## The problem:
Select all lines holding the word "receive" from the entries that follow.

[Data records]
>> begin
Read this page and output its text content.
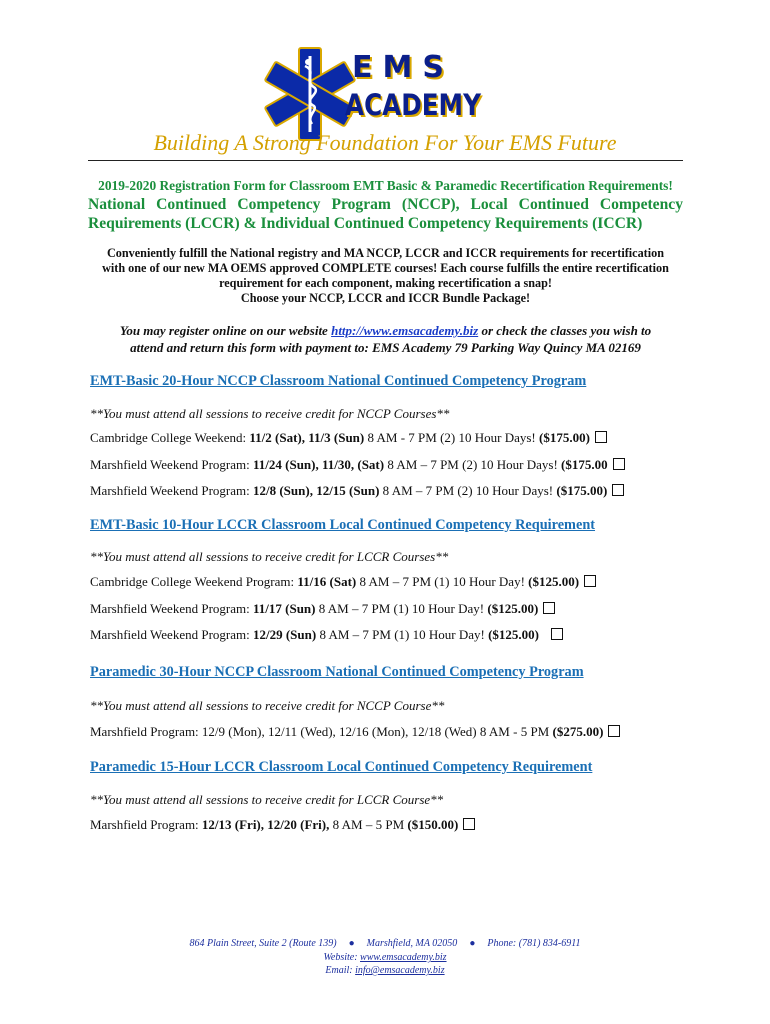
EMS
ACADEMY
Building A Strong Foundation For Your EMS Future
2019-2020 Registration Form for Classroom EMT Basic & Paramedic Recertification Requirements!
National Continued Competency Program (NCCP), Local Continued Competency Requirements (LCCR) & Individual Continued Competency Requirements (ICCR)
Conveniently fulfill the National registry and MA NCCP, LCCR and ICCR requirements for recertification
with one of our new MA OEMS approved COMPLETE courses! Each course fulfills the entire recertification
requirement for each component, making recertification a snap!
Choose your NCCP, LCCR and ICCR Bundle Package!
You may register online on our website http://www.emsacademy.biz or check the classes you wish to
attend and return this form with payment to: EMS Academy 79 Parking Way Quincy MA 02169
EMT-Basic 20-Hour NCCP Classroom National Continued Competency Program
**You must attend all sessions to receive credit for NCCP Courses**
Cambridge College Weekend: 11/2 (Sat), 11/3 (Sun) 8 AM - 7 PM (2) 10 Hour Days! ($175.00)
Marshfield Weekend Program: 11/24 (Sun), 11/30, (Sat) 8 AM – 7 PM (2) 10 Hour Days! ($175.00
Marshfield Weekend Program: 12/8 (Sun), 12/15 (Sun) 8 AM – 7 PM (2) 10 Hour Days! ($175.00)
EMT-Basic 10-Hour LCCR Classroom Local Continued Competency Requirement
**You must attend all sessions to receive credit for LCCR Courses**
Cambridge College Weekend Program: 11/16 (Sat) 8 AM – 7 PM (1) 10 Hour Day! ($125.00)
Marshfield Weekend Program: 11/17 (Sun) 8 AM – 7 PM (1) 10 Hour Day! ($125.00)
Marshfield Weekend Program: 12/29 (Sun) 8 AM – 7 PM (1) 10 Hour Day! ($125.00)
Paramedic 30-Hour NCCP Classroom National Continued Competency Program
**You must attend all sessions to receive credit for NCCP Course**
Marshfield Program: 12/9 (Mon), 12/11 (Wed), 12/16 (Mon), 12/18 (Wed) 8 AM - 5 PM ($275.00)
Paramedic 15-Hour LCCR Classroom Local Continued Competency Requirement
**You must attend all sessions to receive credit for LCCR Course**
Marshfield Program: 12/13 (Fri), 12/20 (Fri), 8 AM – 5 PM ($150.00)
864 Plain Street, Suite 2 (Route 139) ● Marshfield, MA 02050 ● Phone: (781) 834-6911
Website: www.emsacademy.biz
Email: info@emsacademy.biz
>> end
>> begin
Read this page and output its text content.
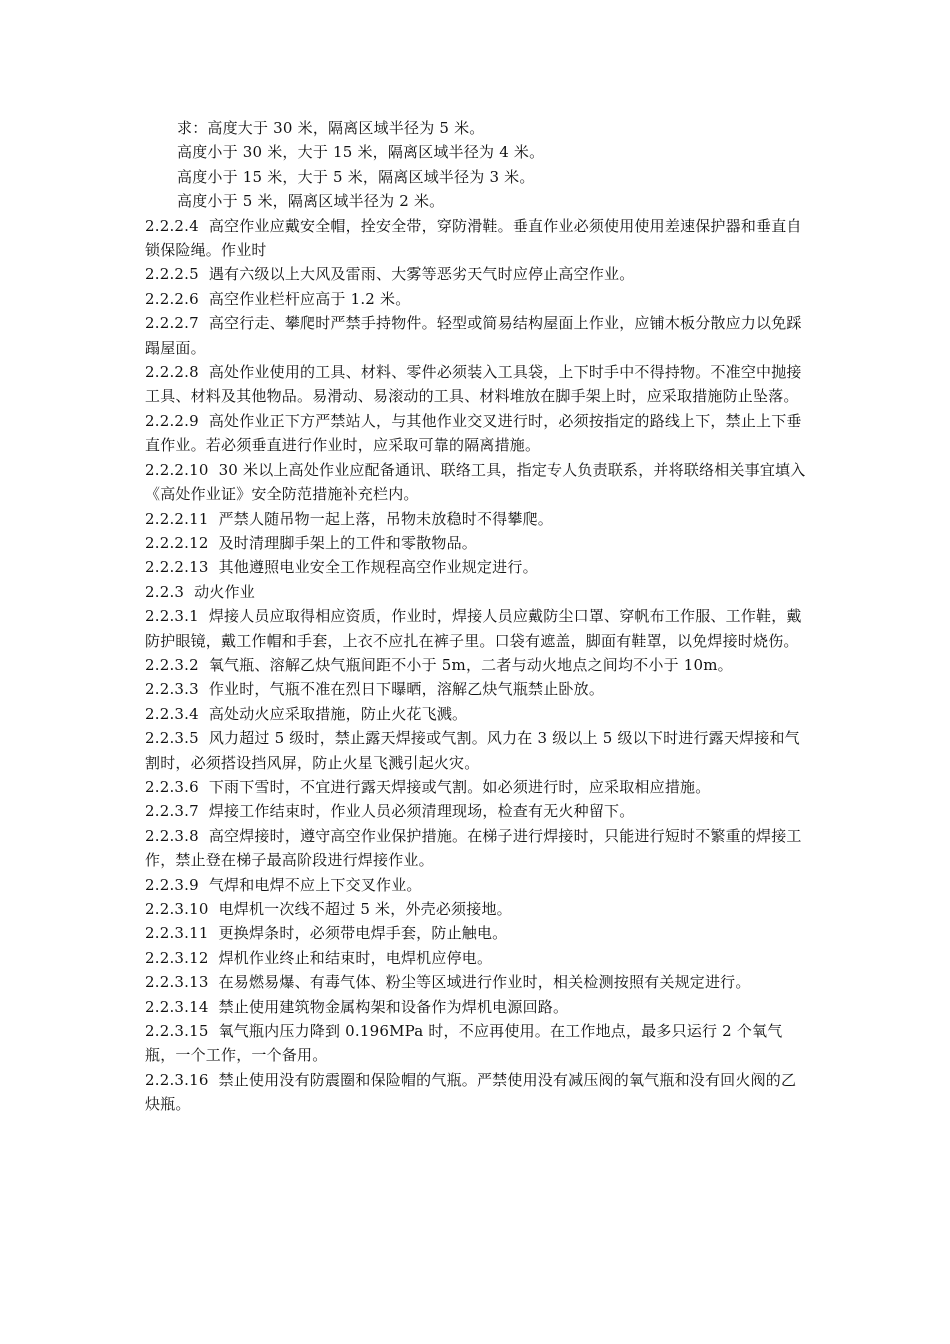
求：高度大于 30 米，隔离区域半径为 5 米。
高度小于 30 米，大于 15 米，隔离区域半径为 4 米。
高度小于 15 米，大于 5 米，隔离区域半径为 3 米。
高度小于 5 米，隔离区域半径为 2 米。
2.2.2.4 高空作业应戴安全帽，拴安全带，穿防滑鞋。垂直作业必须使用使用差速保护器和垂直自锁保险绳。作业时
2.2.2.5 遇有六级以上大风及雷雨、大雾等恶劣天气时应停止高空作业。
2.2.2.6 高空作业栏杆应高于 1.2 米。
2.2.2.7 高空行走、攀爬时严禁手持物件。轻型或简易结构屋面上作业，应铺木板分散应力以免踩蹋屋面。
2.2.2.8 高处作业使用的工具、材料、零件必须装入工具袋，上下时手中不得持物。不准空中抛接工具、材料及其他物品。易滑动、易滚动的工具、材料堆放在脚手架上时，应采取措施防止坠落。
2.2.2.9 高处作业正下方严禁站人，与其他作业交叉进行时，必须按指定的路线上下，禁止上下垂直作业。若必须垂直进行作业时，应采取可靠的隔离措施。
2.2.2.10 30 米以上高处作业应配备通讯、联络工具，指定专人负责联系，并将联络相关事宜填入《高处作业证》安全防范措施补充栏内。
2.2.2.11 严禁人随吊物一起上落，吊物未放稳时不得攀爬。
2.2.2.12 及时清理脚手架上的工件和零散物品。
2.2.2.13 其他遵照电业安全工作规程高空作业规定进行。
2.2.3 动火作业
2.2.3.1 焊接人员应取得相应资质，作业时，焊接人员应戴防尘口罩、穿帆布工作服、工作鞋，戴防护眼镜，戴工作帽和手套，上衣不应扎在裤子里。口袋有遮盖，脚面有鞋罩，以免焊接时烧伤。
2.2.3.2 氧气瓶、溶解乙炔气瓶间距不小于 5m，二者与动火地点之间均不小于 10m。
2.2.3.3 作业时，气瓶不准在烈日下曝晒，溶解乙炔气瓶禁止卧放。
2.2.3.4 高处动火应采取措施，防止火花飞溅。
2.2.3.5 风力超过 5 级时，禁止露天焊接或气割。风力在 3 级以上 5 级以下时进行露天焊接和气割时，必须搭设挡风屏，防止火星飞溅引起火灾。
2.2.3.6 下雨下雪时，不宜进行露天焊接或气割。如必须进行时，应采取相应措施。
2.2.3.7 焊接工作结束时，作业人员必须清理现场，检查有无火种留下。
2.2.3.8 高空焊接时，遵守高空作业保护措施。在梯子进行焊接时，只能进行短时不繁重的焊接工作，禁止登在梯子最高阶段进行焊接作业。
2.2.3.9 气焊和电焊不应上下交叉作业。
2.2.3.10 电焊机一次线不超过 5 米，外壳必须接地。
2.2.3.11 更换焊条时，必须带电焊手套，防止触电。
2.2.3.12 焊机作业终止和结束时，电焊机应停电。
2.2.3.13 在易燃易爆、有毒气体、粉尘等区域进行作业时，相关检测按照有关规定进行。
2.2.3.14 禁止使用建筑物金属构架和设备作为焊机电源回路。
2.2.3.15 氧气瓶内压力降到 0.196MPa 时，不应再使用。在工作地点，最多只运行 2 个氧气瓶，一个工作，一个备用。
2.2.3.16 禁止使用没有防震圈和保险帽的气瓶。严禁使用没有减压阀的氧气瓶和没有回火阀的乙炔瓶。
>> end
## Answer:
**You must attend all sessions to receive credit for NCCP Courses**
**You must attend all sessions to receive credit for LCCR Courses**
**You must attend all sessions to receive credit for NCCP Course**
**You must attend all sessions to receive credit for LCCR Course**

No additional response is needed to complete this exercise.